>> begin

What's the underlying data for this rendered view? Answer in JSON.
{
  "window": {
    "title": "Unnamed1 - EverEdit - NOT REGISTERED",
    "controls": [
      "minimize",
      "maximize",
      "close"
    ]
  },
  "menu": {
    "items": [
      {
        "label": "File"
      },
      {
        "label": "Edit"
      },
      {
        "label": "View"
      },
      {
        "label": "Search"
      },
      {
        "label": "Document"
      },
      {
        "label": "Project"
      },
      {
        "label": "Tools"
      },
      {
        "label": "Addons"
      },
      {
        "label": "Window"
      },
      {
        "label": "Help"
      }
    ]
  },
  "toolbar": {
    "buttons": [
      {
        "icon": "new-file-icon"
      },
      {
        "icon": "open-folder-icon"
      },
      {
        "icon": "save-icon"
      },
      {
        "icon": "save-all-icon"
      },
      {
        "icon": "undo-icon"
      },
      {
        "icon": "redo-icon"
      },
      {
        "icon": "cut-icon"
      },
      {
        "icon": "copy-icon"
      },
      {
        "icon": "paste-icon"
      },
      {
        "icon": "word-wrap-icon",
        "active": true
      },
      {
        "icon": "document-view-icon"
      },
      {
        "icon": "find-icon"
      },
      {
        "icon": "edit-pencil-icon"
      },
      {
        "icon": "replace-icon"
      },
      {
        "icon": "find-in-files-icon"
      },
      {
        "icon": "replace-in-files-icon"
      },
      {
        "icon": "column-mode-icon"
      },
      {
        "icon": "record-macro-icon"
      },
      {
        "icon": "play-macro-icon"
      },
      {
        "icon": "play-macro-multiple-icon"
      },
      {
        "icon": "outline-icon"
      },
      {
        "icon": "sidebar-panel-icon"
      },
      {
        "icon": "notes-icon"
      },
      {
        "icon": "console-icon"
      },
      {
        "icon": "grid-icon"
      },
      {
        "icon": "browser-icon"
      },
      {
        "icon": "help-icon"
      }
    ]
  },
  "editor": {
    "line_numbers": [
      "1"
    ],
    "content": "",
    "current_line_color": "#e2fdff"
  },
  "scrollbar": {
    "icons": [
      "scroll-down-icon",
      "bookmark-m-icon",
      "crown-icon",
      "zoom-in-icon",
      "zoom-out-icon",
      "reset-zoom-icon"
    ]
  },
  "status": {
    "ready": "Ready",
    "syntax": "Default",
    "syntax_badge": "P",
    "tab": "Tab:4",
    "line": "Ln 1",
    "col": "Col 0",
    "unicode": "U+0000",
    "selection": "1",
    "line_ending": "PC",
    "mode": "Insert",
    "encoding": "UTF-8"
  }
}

>> end

▶ [WHAT NEEDS TO BE DONE]:
From the records above, work out how many lines contain the string "find". Give only the number.

▶ [OUTPUT FOR THIS EXERCISE]:
2